What has contributed to the success of the project?

The project design including the project internal structures were key success factors.

As CONCORD does not have direct interface with citizens, it was realised from the outset that the sub-granted projects would have that interface. The sub-grantees could reach out to their communities, their target groups, their networks, their politicians, their constituencies, etc. In this respect, the project design foresaw the establishment and implementation of a well-defined sub-granting mechanism, coordinated by a dedicated project team from the CONCORD Secretariat.

The project secretariat kept in frequent communication with the sub-grantees, provided communication tools and advice on contractual issues, and shared with them the most up-to-date information about policy developments at EU level. It also played a key role in supporting the Alliance’s communication work using the official EYD2015 website and social media. A challenge with the official website that the project secretariat tackled successfully was the avoidance of “duplication”, as all organisations have their own websites, social media accounts and communication strategies which they follow and maintain, while the EC wanted all communication material and activities to be channelled through the official EYD2015 website. Looking back at the implementation of project, the coordination of the project secretariat enabled civil society actors to increase visibility of the EYD2015, among others, through the use of the official EYD2015 social media channels.

The establishment and active engagement of the EYD2015_SteeringGroup was also pivotal for the success of the project. A nine-member Steering Group was set up and given a decision-making mandate. The Steering Group brought together people with a variety of expertise, and from diverse sectors and networks, consisting of CONCORD members and non-CONCORD members. Elements of good governance were present in the operation of the Steering Group, such as active participation by members, proactiveness and timely decision making, contribution of ideas and fruitful debates on the content and strategic orientation of the project, and transparency regarding the project’s progress and finances. All the Steering Group members were active, and they contributed their expertise and availability as the project needed. The Steering Group members acted both as a governance body and as experts providing their knowledge and expertise.

- **Study material**:
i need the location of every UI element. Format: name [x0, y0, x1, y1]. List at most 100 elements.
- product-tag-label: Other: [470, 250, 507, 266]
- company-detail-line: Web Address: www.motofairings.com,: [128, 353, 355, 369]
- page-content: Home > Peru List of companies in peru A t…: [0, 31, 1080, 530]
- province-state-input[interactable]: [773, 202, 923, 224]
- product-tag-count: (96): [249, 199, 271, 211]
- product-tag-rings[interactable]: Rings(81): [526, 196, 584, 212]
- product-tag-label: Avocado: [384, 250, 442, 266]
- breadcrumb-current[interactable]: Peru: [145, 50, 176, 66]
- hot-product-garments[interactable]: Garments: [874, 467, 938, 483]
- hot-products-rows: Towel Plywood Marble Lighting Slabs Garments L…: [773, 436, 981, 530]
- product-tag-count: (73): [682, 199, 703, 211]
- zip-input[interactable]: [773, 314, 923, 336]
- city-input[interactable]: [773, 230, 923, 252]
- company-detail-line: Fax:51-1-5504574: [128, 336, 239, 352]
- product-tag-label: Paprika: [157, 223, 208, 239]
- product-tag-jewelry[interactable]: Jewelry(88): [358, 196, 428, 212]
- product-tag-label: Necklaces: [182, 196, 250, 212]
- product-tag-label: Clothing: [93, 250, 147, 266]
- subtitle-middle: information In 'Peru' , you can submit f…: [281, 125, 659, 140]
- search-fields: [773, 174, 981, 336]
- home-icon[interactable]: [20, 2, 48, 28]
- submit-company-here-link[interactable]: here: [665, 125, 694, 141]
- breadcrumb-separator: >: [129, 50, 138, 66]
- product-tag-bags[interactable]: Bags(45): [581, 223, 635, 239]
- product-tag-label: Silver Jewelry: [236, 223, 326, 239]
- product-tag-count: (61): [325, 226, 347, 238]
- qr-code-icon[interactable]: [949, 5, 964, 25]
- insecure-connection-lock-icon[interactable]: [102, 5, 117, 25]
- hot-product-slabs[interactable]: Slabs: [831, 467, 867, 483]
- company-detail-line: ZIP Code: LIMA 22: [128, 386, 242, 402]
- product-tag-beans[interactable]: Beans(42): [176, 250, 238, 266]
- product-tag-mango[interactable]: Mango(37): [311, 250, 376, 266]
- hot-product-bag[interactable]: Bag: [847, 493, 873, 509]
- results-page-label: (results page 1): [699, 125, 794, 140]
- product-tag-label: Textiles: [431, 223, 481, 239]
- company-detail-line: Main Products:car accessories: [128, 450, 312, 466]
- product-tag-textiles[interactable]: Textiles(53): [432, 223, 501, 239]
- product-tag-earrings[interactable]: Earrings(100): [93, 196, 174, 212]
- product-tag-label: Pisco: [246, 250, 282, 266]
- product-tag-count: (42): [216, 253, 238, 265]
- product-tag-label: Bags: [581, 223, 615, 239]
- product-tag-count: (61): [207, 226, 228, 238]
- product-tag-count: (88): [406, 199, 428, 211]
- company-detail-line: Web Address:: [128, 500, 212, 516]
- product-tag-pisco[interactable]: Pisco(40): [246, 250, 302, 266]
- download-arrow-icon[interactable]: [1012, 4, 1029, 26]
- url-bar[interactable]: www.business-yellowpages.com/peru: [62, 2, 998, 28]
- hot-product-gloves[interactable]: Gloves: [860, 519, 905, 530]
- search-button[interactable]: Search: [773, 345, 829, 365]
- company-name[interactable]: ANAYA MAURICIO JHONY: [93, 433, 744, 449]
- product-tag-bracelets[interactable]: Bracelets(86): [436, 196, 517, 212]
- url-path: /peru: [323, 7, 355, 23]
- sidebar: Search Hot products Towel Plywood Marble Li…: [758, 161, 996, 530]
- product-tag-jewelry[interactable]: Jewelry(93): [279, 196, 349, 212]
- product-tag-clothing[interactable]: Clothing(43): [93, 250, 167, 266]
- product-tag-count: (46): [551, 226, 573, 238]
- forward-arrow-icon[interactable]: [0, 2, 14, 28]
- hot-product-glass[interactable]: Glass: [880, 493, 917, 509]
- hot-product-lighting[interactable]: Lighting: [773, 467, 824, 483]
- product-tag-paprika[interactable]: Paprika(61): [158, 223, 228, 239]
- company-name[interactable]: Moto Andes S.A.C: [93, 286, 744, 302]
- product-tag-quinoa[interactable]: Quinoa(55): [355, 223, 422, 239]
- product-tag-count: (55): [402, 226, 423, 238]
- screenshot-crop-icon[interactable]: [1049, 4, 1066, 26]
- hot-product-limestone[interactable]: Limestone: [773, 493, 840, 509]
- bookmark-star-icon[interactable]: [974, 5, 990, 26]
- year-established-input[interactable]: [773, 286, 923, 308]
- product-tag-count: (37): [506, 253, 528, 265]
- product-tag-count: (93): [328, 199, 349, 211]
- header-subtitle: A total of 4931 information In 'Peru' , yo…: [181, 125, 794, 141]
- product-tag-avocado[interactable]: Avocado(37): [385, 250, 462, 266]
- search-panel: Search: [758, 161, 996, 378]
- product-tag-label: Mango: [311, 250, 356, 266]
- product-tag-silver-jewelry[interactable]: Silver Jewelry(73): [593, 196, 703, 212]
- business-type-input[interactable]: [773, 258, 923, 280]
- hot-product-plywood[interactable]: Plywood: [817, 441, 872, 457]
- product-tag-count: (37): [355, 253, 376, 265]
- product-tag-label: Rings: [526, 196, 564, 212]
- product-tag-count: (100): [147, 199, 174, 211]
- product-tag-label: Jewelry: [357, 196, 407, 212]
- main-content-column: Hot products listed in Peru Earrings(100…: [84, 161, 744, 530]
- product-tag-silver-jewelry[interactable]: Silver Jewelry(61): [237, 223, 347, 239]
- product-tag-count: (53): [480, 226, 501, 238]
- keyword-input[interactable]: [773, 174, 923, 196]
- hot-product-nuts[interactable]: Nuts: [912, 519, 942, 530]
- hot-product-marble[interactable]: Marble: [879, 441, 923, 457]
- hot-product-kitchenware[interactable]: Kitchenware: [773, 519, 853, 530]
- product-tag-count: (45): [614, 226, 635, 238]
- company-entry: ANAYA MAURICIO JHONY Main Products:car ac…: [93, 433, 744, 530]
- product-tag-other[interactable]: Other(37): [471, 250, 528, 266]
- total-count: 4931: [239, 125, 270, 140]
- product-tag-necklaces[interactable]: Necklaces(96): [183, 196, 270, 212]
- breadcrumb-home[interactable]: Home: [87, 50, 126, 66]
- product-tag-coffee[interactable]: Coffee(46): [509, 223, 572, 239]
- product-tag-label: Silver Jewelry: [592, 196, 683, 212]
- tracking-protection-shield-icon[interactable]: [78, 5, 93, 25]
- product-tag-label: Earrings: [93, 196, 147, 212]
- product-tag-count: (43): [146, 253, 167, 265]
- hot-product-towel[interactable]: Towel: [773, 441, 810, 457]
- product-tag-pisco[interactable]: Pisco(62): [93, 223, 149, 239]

- **What you should do**: Please copy out the whole passage on what made the project succeed, word for word, from its opening question to its last sentence, leaving the items aside.

- **Answer to this problem**:
What has contributed to the success of the project?

The project design including the project internal structures were key success factors.

As CONCORD does not have direct interface with citizens, it was realised from the outset that the sub-granted projects would have that interface. The sub-grantees could reach out to their communities, their target groups, their networks, their politicians, their constituencies, etc. In this respect, the project design foresaw the establishment and implementation of a well-defined sub-granting mechanism, coordinated by a dedicated project team from the CONCORD Secretariat.

The project secretariat kept in frequent communication with the sub-grantees, provided communication tools and advice on contractual issues, and shared with them the most up-to-date information about policy developments at EU level. It also played a key role in supporting the Alliance’s communication work using the official EYD2015 website and social media. A challenge with the official website that the project secretariat tackled successfully was the avoidance of “duplication”, as all organisations have their own websites, social media accounts and communication strategies which they follow and maintain, while the EC wanted all communication material and activities to be channelled through the official EYD2015 website. Looking back at the implementation of project, the coordination of the project secretariat enabled civil society actors to increase visibility of the EYD2015, among others, through the use of the official EYD2015 social media channels.

The establishment and active engagement of the EYD2015_SteeringGroup was also pivotal for the success of the project. A nine-member Steering Group was set up and given a decision-making mandate. The Steering Group brought together people with a variety of expertise, and from diverse sectors and networks, consisting of CONCORD members and non-CONCORD members. Elements of good governance were present in the operation of the Steering Group, such as active participation by members, proactiveness and timely decision making, contribution of ideas and fruitful debates on the content and strategic orientation of the project, and transparency regarding the project’s progress and finances. All the Steering Group members were active, and they contributed their expertise and availability as the project needed. The Steering Group members acted both as a governance body and as experts providing their knowledge and expertise.